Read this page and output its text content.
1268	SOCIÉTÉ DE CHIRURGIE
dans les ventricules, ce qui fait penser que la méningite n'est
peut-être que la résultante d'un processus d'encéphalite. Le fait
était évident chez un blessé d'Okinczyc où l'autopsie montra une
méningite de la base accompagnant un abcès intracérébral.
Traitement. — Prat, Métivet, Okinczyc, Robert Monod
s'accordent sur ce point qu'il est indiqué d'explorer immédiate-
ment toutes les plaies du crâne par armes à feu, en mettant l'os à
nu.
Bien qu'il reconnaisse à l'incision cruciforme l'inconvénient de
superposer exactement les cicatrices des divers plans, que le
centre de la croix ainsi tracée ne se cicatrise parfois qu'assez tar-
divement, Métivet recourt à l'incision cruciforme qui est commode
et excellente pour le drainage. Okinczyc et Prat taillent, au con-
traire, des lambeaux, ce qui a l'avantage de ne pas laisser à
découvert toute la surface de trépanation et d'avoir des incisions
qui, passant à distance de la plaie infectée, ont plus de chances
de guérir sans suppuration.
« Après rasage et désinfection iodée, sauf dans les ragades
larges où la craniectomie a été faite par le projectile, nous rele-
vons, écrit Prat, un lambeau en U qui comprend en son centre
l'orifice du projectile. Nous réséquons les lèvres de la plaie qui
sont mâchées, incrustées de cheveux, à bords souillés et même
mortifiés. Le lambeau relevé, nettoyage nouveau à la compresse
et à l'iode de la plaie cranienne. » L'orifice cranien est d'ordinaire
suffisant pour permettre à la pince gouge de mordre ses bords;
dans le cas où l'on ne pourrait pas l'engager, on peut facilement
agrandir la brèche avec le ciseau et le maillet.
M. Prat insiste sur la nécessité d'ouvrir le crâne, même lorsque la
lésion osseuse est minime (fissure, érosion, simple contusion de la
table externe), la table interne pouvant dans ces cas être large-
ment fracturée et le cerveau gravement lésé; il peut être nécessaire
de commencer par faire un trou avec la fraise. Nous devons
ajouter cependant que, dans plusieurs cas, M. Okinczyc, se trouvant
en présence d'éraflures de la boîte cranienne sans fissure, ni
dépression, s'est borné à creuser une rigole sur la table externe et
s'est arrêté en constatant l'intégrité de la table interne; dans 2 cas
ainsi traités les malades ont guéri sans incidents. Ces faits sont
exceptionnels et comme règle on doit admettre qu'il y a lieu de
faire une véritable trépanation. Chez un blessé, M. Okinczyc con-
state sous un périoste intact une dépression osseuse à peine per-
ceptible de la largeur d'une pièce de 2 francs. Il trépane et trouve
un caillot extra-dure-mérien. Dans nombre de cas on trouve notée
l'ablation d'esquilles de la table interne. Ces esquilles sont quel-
┄┄┄┄┄┄
Set down the entries verbatim, leaving none out.

▶ ANSWER TO THE PROBLEM
Read this page and output its text content.
1268	SOCIÉTÉ DE CHIRURGIE
dans les ventricules, ce qui fait penser que la méningite n'est
peut-être que la résultante d'un processus d'encéphalite. Le fait
était évident chez un blessé d'Okinczyc où l'autopsie montra une
méningite de la base accompagnant un abcès intracérébral.
Traitement. — Prat, Métivet, Okinczyc, Robert Monod
s'accordent sur ce point qu'il est indiqué d'explorer immédiate-
ment toutes les plaies du crâne par armes à feu, en mettant l'os à
nu.
Bien qu'il reconnaisse à l'incision cruciforme l'inconvénient de
superposer exactement les cicatrices des divers plans, que le
centre de la croix ainsi tracée ne se cicatrise parfois qu'assez tar-
divement, Métivet recourt à l'incision cruciforme qui est commode
et excellente pour le drainage. Okinczyc et Prat taillent, au con-
traire, des lambeaux, ce qui a l'avantage de ne pas laisser à
découvert toute la surface de trépanation et d'avoir des incisions
qui, passant à distance de la plaie infectée, ont plus de chances
de guérir sans suppuration.
« Après rasage et désinfection iodée, sauf dans les ragades
larges où la craniectomie a été faite par le projectile, nous rele-
vons, écrit Prat, un lambeau en U qui comprend en son centre
l'orifice du projectile. Nous réséquons les lèvres de la plaie qui
sont mâchées, incrustées de cheveux, à bords souillés et même
mortifiés. Le lambeau relevé, nettoyage nouveau à la compresse
et à l'iode de la plaie cranienne. » L'orifice cranien est d'ordinaire
suffisant pour permettre à la pince gouge de mordre ses bords;
dans le cas où l'on ne pourrait pas l'engager, on peut facilement
agrandir la brèche avec le ciseau et le maillet.
M. Prat insiste sur la nécessité d'ouvrir le crâne, même lorsque la
lésion osseuse est minime (fissure, érosion, simple contusion de la
table externe), la table interne pouvant dans ces cas être large-
ment fracturée et le cerveau gravement lésé; il peut être nécessaire
de commencer par faire un trou avec la fraise. Nous devons
ajouter cependant que, dans plusieurs cas, M. Okinczyc, se trouvant
en présence d'éraflures de la boîte cranienne sans fissure, ni
dépression, s'est borné à creuser une rigole sur la table externe et
s'est arrêté en constatant l'intégrité de la table interne; dans 2 cas
ainsi traités les malades ont guéri sans incidents. Ces faits sont
exceptionnels et comme règle on doit admettre qu'il y a lieu de
faire une véritable trépanation. Chez un blessé, M. Okinczyc con-
state sous un périoste intact une dépression osseuse à peine per-
ceptible de la largeur d'une pièce de 2 francs. Il trépane et trouve
un caillot extra-dure-mérien. Dans nombre de cas on trouve notée
l'ablation d'esquilles de la table interne. Ces esquilles sont quel-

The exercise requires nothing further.